# WHAT YOU NEED TO DO
Count the lines below that contain the word "Part". Give only the number.

** BEGIN **

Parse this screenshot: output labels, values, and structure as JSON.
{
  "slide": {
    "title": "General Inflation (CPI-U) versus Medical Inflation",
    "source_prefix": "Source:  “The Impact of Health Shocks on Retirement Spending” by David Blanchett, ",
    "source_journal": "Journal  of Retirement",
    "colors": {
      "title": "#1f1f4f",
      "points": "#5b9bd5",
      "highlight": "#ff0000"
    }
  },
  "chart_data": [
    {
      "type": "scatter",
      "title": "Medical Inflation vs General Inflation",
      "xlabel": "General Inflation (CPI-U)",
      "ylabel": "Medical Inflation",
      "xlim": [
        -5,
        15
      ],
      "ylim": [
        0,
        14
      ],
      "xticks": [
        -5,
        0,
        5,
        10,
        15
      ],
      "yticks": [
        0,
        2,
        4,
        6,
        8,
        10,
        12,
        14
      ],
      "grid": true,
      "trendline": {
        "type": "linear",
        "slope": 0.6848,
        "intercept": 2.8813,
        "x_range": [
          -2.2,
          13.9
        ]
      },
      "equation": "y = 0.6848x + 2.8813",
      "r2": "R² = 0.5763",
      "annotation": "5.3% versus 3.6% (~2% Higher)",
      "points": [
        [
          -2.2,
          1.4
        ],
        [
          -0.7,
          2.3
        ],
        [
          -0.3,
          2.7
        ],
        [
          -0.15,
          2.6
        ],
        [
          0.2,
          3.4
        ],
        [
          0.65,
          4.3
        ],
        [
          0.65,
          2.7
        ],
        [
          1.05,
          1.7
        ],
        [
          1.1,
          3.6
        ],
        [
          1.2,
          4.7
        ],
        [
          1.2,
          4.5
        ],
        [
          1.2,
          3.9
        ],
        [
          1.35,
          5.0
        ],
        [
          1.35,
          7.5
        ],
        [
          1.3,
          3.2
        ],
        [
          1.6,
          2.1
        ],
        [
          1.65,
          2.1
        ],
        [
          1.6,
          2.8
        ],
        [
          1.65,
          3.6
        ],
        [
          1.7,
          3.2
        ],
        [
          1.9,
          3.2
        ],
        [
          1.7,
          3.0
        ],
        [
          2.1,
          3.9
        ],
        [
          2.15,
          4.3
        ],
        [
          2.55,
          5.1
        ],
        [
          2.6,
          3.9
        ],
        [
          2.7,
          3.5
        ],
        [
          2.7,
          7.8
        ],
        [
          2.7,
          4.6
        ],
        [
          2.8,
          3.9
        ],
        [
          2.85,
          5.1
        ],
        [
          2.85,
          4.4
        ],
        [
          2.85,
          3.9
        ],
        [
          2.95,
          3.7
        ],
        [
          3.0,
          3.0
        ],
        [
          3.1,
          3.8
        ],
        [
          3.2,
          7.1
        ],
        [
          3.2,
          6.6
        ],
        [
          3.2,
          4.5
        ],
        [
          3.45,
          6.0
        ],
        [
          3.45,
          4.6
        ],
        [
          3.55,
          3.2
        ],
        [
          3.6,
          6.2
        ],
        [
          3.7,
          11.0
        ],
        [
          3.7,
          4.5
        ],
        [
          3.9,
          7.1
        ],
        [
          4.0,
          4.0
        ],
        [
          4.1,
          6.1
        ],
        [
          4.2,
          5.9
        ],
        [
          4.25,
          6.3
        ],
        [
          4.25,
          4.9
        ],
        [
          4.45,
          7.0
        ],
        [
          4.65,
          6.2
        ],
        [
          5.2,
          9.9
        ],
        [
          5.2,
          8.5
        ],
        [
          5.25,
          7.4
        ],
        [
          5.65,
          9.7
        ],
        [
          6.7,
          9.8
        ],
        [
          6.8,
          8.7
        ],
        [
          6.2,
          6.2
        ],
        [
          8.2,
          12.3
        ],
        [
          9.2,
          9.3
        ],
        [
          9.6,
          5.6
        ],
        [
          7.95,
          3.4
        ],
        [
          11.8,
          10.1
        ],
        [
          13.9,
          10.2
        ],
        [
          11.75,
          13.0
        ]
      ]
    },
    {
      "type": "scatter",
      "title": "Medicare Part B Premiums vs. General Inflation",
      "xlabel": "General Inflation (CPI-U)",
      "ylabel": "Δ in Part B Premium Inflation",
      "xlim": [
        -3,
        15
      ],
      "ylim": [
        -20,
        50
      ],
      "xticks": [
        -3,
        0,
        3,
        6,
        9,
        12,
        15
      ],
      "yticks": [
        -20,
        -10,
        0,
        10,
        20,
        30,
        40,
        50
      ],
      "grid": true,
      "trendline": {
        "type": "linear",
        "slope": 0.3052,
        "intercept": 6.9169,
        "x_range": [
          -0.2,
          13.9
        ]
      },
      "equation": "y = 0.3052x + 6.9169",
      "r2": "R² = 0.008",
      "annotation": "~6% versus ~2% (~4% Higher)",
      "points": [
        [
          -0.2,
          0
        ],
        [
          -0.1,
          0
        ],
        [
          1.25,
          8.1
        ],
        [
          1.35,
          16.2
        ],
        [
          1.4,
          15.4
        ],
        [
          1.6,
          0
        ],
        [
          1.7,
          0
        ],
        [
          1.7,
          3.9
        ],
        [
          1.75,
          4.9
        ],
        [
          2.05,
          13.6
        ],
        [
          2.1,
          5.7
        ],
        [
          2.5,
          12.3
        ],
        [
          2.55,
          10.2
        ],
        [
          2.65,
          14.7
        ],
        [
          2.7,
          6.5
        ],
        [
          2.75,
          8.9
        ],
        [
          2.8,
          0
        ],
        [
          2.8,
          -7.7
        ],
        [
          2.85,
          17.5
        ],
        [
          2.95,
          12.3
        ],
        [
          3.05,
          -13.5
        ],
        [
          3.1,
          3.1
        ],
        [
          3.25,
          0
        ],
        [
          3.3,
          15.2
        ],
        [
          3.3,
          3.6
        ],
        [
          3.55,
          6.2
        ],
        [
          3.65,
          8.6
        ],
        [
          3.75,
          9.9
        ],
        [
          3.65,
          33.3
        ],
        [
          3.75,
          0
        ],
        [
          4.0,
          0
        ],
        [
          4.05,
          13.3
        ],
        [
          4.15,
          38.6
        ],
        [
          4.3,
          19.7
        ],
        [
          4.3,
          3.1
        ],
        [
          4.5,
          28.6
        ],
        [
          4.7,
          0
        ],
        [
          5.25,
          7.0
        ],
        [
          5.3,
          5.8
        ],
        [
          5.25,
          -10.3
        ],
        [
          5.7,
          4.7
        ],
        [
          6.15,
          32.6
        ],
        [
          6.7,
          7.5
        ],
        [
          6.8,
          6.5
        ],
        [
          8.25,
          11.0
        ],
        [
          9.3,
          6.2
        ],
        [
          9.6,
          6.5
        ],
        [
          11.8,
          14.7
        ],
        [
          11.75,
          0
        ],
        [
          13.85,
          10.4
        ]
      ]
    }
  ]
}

** END **

# ANSWER IN FULL
2